**Goal:**
Read the data and repeat all of it exactly.

[Saved data entries]
──────

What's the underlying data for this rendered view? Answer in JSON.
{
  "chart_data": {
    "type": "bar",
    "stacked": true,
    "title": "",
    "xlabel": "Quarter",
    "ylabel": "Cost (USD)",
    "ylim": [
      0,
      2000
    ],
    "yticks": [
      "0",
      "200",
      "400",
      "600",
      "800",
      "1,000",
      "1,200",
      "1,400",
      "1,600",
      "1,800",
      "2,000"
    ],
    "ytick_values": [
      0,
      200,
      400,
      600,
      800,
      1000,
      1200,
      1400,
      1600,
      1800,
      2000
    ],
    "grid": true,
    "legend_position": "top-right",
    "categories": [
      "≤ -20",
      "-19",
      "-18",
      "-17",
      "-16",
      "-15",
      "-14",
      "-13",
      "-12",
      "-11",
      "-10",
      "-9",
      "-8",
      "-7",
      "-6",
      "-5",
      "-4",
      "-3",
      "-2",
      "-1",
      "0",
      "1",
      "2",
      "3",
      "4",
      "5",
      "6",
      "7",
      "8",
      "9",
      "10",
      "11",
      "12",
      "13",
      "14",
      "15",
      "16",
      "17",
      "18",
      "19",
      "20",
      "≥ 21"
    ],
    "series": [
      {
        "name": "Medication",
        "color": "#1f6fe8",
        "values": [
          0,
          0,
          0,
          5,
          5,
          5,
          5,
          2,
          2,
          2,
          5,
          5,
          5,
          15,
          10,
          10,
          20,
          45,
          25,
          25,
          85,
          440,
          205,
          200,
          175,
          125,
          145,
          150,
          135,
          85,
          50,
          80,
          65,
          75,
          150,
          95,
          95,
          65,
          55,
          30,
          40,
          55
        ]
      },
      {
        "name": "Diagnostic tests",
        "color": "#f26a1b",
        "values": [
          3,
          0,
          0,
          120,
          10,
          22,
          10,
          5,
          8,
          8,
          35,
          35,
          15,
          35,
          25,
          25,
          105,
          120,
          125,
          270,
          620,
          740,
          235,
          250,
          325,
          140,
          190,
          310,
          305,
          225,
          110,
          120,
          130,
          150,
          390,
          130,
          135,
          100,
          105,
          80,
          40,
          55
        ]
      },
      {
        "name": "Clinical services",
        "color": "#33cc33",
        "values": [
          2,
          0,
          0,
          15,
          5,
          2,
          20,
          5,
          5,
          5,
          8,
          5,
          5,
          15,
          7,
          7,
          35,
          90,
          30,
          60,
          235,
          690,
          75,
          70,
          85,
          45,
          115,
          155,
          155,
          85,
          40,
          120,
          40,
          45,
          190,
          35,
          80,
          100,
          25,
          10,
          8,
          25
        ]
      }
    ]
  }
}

──────

**Exercise result:**
What's the underlying data for this rendered view? Answer in JSON.
{
  "chart_data": {
    "type": "bar",
    "stacked": true,
    "title": "",
    "xlabel": "Quarter",
    "ylabel": "Cost (USD)",
    "ylim": [
      0,
      2000
    ],
    "yticks": [
      "0",
      "200",
      "400",
      "600",
      "800",
      "1,000",
      "1,200",
      "1,400",
      "1,600",
      "1,800",
      "2,000"
    ],
    "ytick_values": [
      0,
      200,
      400,
      600,
      800,
      1000,
      1200,
      1400,
      1600,
      1800,
      2000
    ],
    "grid": true,
    "legend_position": "top-right",
    "categories": [
      "≤ -20",
      "-19",
      "-18",
      "-17",
      "-16",
      "-15",
      "-14",
      "-13",
      "-12",
      "-11",
      "-10",
      "-9",
      "-8",
      "-7",
      "-6",
      "-5",
      "-4",
      "-3",
      "-2",
      "-1",
      "0",
      "1",
      "2",
      "3",
      "4",
      "5",
      "6",
      "7",
      "8",
      "9",
      "10",
      "11",
      "12",
      "13",
      "14",
      "15",
      "16",
      "17",
      "18",
      "19",
      "20",
      "≥ 21"
    ],
    "series": [
      {
        "name": "Medication",
        "color": "#1f6fe8",
        "values": [
          0,
          0,
          0,
          5,
          5,
          5,
          5,
          2,
          2,
          2,
          5,
          5,
          5,
          15,
          10,
          10,
          20,
          45,
          25,
          25,
          85,
          440,
          205,
          200,
          175,
          125,
          145,
          150,
          135,
          85,
          50,
          80,
          65,
          75,
          150,
          95,
          95,
          65,
          55,
          30,
          40,
          55
        ]
      },
      {
        "name": "Diagnostic tests",
        "color": "#f26a1b",
        "values": [
          3,
          0,
          0,
          120,
          10,
          22,
          10,
          5,
          8,
          8,
          35,
          35,
          15,
          35,
          25,
          25,
          105,
          120,
          125,
          270,
          620,
          740,
          235,
          250,
          325,
          140,
          190,
          310,
          305,
          225,
          110,
          120,
          130,
          150,
          390,
          130,
          135,
          100,
          105,
          80,
          40,
          55
        ]
      },
      {
        "name": "Clinical services",
        "color": "#33cc33",
        "values": [
          2,
          0,
          0,
          15,
          5,
          2,
          20,
          5,
          5,
          5,
          8,
          5,
          5,
          15,
          7,
          7,
          35,
          90,
          30,
          60,
          235,
          690,
          75,
          70,
          85,
          45,
          115,
          155,
          155,
          85,
          40,
          120,
          40,
          45,
          190,
          35,
          80,
          100,
          25,
          10,
          8,
          25
        ]
      }
    ]
  }
}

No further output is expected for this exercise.